* start *

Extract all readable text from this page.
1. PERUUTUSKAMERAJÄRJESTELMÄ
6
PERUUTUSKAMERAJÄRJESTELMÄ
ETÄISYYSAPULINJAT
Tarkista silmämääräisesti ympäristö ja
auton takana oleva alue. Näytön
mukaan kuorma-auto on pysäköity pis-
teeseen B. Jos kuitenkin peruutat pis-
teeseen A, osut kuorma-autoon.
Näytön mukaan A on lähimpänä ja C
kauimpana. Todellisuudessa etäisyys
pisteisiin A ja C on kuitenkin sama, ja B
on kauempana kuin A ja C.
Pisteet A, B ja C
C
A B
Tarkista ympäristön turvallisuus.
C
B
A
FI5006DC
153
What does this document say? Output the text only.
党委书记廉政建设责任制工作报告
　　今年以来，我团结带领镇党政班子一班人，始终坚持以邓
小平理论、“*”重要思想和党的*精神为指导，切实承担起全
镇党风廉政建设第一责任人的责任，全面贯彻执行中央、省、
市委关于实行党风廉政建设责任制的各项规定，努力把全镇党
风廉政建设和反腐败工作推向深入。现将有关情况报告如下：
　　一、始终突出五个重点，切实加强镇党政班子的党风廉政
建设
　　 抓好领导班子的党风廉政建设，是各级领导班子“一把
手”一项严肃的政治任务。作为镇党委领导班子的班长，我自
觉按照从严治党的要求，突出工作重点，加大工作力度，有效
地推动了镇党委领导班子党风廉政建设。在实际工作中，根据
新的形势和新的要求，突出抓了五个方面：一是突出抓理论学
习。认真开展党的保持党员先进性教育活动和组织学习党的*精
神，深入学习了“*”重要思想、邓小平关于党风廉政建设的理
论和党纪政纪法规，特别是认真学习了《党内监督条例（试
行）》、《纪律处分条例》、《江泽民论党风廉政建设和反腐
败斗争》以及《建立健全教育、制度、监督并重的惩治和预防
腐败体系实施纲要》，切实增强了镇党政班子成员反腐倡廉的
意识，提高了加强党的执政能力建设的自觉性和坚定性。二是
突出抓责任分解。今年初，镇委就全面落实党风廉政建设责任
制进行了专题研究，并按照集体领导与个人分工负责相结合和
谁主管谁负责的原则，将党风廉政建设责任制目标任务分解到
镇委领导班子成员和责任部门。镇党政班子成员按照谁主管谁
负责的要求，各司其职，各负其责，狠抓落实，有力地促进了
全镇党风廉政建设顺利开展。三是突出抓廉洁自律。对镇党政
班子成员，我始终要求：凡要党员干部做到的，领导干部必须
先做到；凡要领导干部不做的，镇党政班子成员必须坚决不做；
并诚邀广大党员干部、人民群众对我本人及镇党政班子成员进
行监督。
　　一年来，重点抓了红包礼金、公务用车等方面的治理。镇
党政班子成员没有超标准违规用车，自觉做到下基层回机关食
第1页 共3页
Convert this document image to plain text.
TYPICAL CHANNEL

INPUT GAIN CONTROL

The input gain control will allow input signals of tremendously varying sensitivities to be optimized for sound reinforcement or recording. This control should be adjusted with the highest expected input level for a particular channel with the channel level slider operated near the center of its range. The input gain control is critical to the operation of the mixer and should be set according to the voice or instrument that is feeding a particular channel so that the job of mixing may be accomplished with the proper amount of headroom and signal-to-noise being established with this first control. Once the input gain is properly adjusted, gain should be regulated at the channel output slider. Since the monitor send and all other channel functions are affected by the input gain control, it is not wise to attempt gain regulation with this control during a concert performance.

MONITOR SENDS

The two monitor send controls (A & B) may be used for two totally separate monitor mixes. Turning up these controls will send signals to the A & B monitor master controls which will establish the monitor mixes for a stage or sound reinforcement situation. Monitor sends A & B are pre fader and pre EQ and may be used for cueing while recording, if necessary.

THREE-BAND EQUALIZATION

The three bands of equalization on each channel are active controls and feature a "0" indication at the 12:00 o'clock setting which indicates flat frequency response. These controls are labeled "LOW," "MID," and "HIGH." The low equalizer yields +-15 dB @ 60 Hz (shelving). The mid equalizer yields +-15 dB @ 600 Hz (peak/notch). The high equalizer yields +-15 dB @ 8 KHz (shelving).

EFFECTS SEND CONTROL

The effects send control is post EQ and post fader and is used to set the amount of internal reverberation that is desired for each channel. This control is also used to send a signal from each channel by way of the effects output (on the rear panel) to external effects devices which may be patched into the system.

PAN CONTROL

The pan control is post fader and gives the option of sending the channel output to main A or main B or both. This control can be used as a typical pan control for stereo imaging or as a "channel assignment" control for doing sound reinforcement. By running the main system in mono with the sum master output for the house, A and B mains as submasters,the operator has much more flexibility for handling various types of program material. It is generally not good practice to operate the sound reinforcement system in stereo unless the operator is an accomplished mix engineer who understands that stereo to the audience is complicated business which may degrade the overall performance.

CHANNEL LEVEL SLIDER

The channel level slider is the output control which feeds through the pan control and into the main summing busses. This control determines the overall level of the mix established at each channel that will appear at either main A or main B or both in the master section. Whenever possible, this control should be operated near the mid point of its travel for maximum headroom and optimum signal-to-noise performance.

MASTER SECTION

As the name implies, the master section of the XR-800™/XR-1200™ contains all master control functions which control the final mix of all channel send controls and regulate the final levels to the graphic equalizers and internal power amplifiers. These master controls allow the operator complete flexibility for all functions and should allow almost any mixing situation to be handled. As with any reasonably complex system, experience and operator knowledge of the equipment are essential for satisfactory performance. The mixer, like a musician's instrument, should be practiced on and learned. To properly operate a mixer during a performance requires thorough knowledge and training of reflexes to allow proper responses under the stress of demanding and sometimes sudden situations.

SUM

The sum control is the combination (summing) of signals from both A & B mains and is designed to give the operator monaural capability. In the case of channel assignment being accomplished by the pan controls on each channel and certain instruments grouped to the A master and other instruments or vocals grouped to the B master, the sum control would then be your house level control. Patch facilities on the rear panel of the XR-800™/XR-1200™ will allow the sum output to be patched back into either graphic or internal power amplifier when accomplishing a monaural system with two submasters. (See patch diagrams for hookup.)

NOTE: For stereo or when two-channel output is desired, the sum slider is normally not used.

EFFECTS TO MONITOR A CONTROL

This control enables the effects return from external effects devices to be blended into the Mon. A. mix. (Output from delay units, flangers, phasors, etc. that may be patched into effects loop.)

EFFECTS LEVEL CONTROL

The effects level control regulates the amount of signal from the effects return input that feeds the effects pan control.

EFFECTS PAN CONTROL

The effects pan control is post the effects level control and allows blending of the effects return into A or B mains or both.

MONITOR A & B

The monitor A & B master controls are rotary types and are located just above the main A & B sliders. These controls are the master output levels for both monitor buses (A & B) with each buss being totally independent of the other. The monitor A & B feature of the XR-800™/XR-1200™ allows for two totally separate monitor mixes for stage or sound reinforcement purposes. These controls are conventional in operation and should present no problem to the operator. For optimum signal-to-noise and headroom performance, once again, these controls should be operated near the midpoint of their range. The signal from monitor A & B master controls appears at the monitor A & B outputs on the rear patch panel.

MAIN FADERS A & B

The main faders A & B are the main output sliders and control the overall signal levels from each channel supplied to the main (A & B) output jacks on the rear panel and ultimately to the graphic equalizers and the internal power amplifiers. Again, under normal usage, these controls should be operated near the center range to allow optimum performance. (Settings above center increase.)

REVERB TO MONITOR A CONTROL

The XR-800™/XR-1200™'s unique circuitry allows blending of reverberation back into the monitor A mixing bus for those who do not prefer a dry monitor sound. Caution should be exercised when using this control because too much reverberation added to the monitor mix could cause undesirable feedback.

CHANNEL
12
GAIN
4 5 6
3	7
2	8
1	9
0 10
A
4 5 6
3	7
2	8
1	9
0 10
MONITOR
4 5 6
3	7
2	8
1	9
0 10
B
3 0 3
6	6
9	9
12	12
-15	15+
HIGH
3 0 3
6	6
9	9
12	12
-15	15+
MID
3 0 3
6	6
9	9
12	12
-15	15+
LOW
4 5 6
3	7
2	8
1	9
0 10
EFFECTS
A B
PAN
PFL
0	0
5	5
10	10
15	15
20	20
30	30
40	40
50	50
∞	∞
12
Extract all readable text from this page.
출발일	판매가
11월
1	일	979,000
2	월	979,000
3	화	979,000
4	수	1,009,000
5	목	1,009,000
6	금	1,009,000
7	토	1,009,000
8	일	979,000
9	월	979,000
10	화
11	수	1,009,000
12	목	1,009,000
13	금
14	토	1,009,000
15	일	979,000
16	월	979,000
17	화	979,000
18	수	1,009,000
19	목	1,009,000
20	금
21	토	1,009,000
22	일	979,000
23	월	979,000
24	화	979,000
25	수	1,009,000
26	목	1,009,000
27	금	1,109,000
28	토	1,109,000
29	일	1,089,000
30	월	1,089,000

* end *

Count the lines of the material that include the word "external", then state only the total.

2